Omit all pictures and give the records below again exactly as written.

Stored entries

──────────

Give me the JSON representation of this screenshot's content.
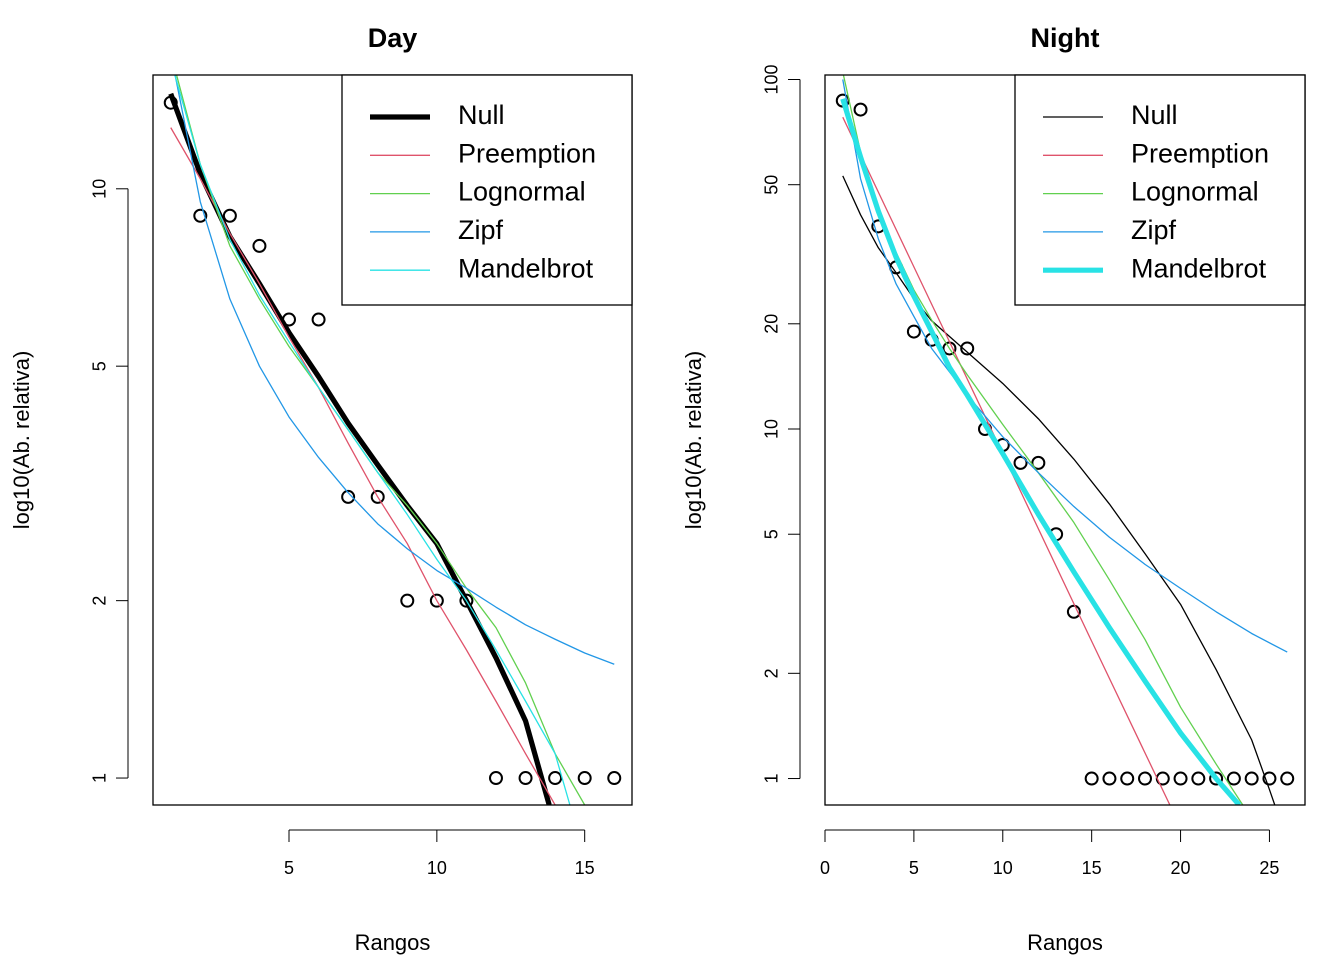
{
  "chart_data": [
    {
      "type": "line",
      "title": "Day",
      "x_label": "Rangos",
      "y_label": "log10(Ab. relativa)",
      "xlim": [
        0.4,
        16.6
      ],
      "xticks": [
        5,
        10,
        15
      ],
      "ylim": [
        0.9,
        15.6
      ],
      "yticks": [
        1,
        2,
        5,
        10
      ],
      "ylog": true,
      "legend": "topright",
      "points": {
        "x": [
          1,
          2,
          3,
          4,
          5,
          6,
          7,
          8,
          9,
          10,
          11,
          12,
          13,
          14,
          15,
          16
        ],
        "y": [
          14,
          9,
          9,
          8,
          6,
          6,
          3,
          3,
          2,
          2,
          2,
          1,
          1,
          1,
          1,
          1
        ]
      },
      "series": [
        {
          "name": "Null",
          "color": "#000000",
          "width": 4,
          "x": [
            1,
            2,
            3,
            4,
            5,
            6,
            7,
            8,
            9,
            10,
            11,
            12,
            13,
            13.8
          ],
          "values": [
            14.5,
            10.6,
            8.3,
            6.9,
            5.7,
            4.8,
            4.0,
            3.4,
            2.9,
            2.5,
            2.0,
            1.6,
            1.25,
            0.9
          ]
        },
        {
          "name": "Preemption",
          "color": "#DF536B",
          "width": 1,
          "x": [
            1,
            2,
            3,
            4,
            5,
            6,
            7,
            8,
            9,
            10,
            11,
            12,
            13,
            14
          ],
          "values": [
            12.7,
            10.4,
            8.4,
            6.9,
            5.6,
            4.6,
            3.7,
            3.0,
            2.5,
            2.0,
            1.65,
            1.35,
            1.1,
            0.9
          ]
        },
        {
          "name": "Lognormal",
          "color": "#61D04F",
          "width": 1,
          "x": [
            1,
            2,
            3,
            4,
            5,
            6,
            7,
            8,
            9,
            10,
            11,
            12,
            13,
            14,
            15
          ],
          "values": [
            17,
            11,
            8,
            6.5,
            5.4,
            4.6,
            3.9,
            3.3,
            2.9,
            2.5,
            2.1,
            1.8,
            1.45,
            1.1,
            0.9
          ]
        },
        {
          "name": "Zipf",
          "color": "#2297E6",
          "width": 1,
          "x": [
            1,
            2,
            3,
            4,
            5,
            6,
            7,
            8,
            9,
            10,
            11,
            12,
            13,
            14,
            15,
            16
          ],
          "values": [
            17,
            9.5,
            6.5,
            5.0,
            4.1,
            3.5,
            3.05,
            2.7,
            2.45,
            2.25,
            2.1,
            1.95,
            1.82,
            1.72,
            1.63,
            1.56
          ]
        },
        {
          "name": "Mandelbrot",
          "color": "#28E2E5",
          "width": 1,
          "x": [
            1,
            2,
            3,
            4,
            5,
            6,
            7,
            8,
            9,
            10,
            11,
            12,
            13,
            14,
            14.5
          ],
          "values": [
            16.5,
            11,
            8.2,
            6.6,
            5.5,
            4.6,
            3.9,
            3.3,
            2.8,
            2.35,
            2.0,
            1.65,
            1.35,
            1.1,
            0.9
          ]
        }
      ]
    },
    {
      "type": "line",
      "title": "Night",
      "x_label": "Rangos",
      "y_label": "log10(Ab. relativa)",
      "xlim": [
        0,
        27
      ],
      "xticks": [
        0,
        5,
        10,
        15,
        20,
        25
      ],
      "ylim": [
        0.84,
        103
      ],
      "yticks": [
        1,
        2,
        5,
        10,
        20,
        50,
        100
      ],
      "ylog": true,
      "legend": "topright",
      "points": {
        "x": [
          1,
          2,
          3,
          4,
          5,
          6,
          7,
          8,
          9,
          10,
          11,
          12,
          13,
          14,
          15,
          16,
          17,
          18,
          19,
          20,
          21,
          22,
          23,
          24,
          25,
          26
        ],
        "y": [
          87,
          82,
          38,
          29,
          19,
          18,
          17,
          17,
          10,
          9,
          8,
          8,
          5,
          3,
          1,
          1,
          1,
          1,
          1,
          1,
          1,
          1,
          1,
          1,
          1,
          1
        ]
      },
      "series": [
        {
          "name": "Null",
          "color": "#000000",
          "width": 1,
          "x": [
            1,
            2,
            3,
            4,
            5,
            6,
            8,
            10,
            12,
            14,
            16,
            18,
            20,
            22,
            24,
            25,
            25.3
          ],
          "values": [
            53,
            41,
            33,
            28,
            23.6,
            20.4,
            16.6,
            13.5,
            10.7,
            8.2,
            6.1,
            4.4,
            3.15,
            2.05,
            1.29,
            0.93,
            0.84
          ]
        },
        {
          "name": "Preemption",
          "color": "#DF536B",
          "width": 1,
          "x": [
            1,
            5,
            10,
            15,
            19.4
          ],
          "values": [
            78,
            29.1,
            8.5,
            2.47,
            0.84
          ]
        },
        {
          "name": "Lognormal",
          "color": "#61D04F",
          "width": 1,
          "x": [
            1,
            2,
            3,
            4,
            5,
            6,
            7,
            8,
            10,
            12,
            14,
            16,
            18,
            20,
            22,
            23.5
          ],
          "values": [
            105,
            62,
            42,
            32,
            25,
            20.5,
            17,
            14.3,
            10.3,
            7.5,
            5.4,
            3.7,
            2.5,
            1.6,
            1.1,
            0.84
          ]
        },
        {
          "name": "Zipf",
          "color": "#2297E6",
          "width": 1,
          "x": [
            1,
            2,
            3,
            4,
            5,
            6,
            8,
            10,
            12,
            14,
            16,
            18,
            20,
            22,
            24,
            26
          ],
          "values": [
            100,
            52,
            35,
            26,
            21,
            17,
            12.5,
            9.5,
            7.5,
            6.0,
            4.9,
            4.1,
            3.5,
            3.0,
            2.6,
            2.3
          ]
        },
        {
          "name": "Mandelbrot",
          "color": "#28E2E5",
          "width": 4,
          "x": [
            1,
            2,
            3,
            4,
            5,
            6,
            7,
            8,
            10,
            12,
            14,
            16,
            18,
            20,
            22,
            23.3
          ],
          "values": [
            88,
            60,
            42,
            31,
            24,
            19,
            15,
            12.5,
            8.5,
            5.7,
            3.9,
            2.7,
            1.9,
            1.35,
            1.0,
            0.84
          ]
        }
      ]
    }
  ]
}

──────────

◆ OUTPUT FOR THIS TASK ◆
Give me the JSON representation of this screenshot's content.
{
  "chart_data": [
    {
      "type": "line",
      "title": "Day",
      "x_label": "Rangos",
      "y_label": "log10(Ab. relativa)",
      "xlim": [
        0.4,
        16.6
      ],
      "xticks": [
        5,
        10,
        15
      ],
      "ylim": [
        0.9,
        15.6
      ],
      "yticks": [
        1,
        2,
        5,
        10
      ],
      "ylog": true,
      "legend": "topright",
      "points": {
        "x": [
          1,
          2,
          3,
          4,
          5,
          6,
          7,
          8,
          9,
          10,
          11,
          12,
          13,
          14,
          15,
          16
        ],
        "y": [
          14,
          9,
          9,
          8,
          6,
          6,
          3,
          3,
          2,
          2,
          2,
          1,
          1,
          1,
          1,
          1
        ]
      },
      "series": [
        {
          "name": "Null",
          "color": "#000000",
          "width": 4,
          "x": [
            1,
            2,
            3,
            4,
            5,
            6,
            7,
            8,
            9,
            10,
            11,
            12,
            13,
            13.8
          ],
          "values": [
            14.5,
            10.6,
            8.3,
            6.9,
            5.7,
            4.8,
            4.0,
            3.4,
            2.9,
            2.5,
            2.0,
            1.6,
            1.25,
            0.9
          ]
        },
        {
          "name": "Preemption",
          "color": "#DF536B",
          "width": 1,
          "x": [
            1,
            2,
            3,
            4,
            5,
            6,
            7,
            8,
            9,
            10,
            11,
            12,
            13,
            14
          ],
          "values": [
            12.7,
            10.4,
            8.4,
            6.9,
            5.6,
            4.6,
            3.7,
            3.0,
            2.5,
            2.0,
            1.65,
            1.35,
            1.1,
            0.9
          ]
        },
        {
          "name": "Lognormal",
          "color": "#61D04F",
          "width": 1,
          "x": [
            1,
            2,
            3,
            4,
            5,
            6,
            7,
            8,
            9,
            10,
            11,
            12,
            13,
            14,
            15
          ],
          "values": [
            17,
            11,
            8,
            6.5,
            5.4,
            4.6,
            3.9,
            3.3,
            2.9,
            2.5,
            2.1,
            1.8,
            1.45,
            1.1,
            0.9
          ]
        },
        {
          "name": "Zipf",
          "color": "#2297E6",
          "width": 1,
          "x": [
            1,
            2,
            3,
            4,
            5,
            6,
            7,
            8,
            9,
            10,
            11,
            12,
            13,
            14,
            15,
            16
          ],
          "values": [
            17,
            9.5,
            6.5,
            5.0,
            4.1,
            3.5,
            3.05,
            2.7,
            2.45,
            2.25,
            2.1,
            1.95,
            1.82,
            1.72,
            1.63,
            1.56
          ]
        },
        {
          "name": "Mandelbrot",
          "color": "#28E2E5",
          "width": 1,
          "x": [
            1,
            2,
            3,
            4,
            5,
            6,
            7,
            8,
            9,
            10,
            11,
            12,
            13,
            14,
            14.5
          ],
          "values": [
            16.5,
            11,
            8.2,
            6.6,
            5.5,
            4.6,
            3.9,
            3.3,
            2.8,
            2.35,
            2.0,
            1.65,
            1.35,
            1.1,
            0.9
          ]
        }
      ]
    },
    {
      "type": "line",
      "title": "Night",
      "x_label": "Rangos",
      "y_label": "log10(Ab. relativa)",
      "xlim": [
        0,
        27
      ],
      "xticks": [
        0,
        5,
        10,
        15,
        20,
        25
      ],
      "ylim": [
        0.84,
        103
      ],
      "yticks": [
        1,
        2,
        5,
        10,
        20,
        50,
        100
      ],
      "ylog": true,
      "legend": "topright",
      "points": {
        "x": [
          1,
          2,
          3,
          4,
          5,
          6,
          7,
          8,
          9,
          10,
          11,
          12,
          13,
          14,
          15,
          16,
          17,
          18,
          19,
          20,
          21,
          22,
          23,
          24,
          25,
          26
        ],
        "y": [
          87,
          82,
          38,
          29,
          19,
          18,
          17,
          17,
          10,
          9,
          8,
          8,
          5,
          3,
          1,
          1,
          1,
          1,
          1,
          1,
          1,
          1,
          1,
          1,
          1,
          1
        ]
      },
      "series": [
        {
          "name": "Null",
          "color": "#000000",
          "width": 1,
          "x": [
            1,
            2,
            3,
            4,
            5,
            6,
            8,
            10,
            12,
            14,
            16,
            18,
            20,
            22,
            24,
            25,
            25.3
          ],
          "values": [
            53,
            41,
            33,
            28,
            23.6,
            20.4,
            16.6,
            13.5,
            10.7,
            8.2,
            6.1,
            4.4,
            3.15,
            2.05,
            1.29,
            0.93,
            0.84
          ]
        },
        {
          "name": "Preemption",
          "color": "#DF536B",
          "width": 1,
          "x": [
            1,
            5,
            10,
            15,
            19.4
          ],
          "values": [
            78,
            29.1,
            8.5,
            2.47,
            0.84
          ]
        },
        {
          "name": "Lognormal",
          "color": "#61D04F",
          "width": 1,
          "x": [
            1,
            2,
            3,
            4,
            5,
            6,
            7,
            8,
            10,
            12,
            14,
            16,
            18,
            20,
            22,
            23.5
          ],
          "values": [
            105,
            62,
            42,
            32,
            25,
            20.5,
            17,
            14.3,
            10.3,
            7.5,
            5.4,
            3.7,
            2.5,
            1.6,
            1.1,
            0.84
          ]
        },
        {
          "name": "Zipf",
          "color": "#2297E6",
          "width": 1,
          "x": [
            1,
            2,
            3,
            4,
            5,
            6,
            8,
            10,
            12,
            14,
            16,
            18,
            20,
            22,
            24,
            26
          ],
          "values": [
            100,
            52,
            35,
            26,
            21,
            17,
            12.5,
            9.5,
            7.5,
            6.0,
            4.9,
            4.1,
            3.5,
            3.0,
            2.6,
            2.3
          ]
        },
        {
          "name": "Mandelbrot",
          "color": "#28E2E5",
          "width": 4,
          "x": [
            1,
            2,
            3,
            4,
            5,
            6,
            7,
            8,
            10,
            12,
            14,
            16,
            18,
            20,
            22,
            23.3
          ],
          "values": [
            88,
            60,
            42,
            31,
            24,
            19,
            15,
            12.5,
            8.5,
            5.7,
            3.9,
            2.7,
            1.9,
            1.35,
            1.0,
            0.84
          ]
        }
      ]
    }
  ]
}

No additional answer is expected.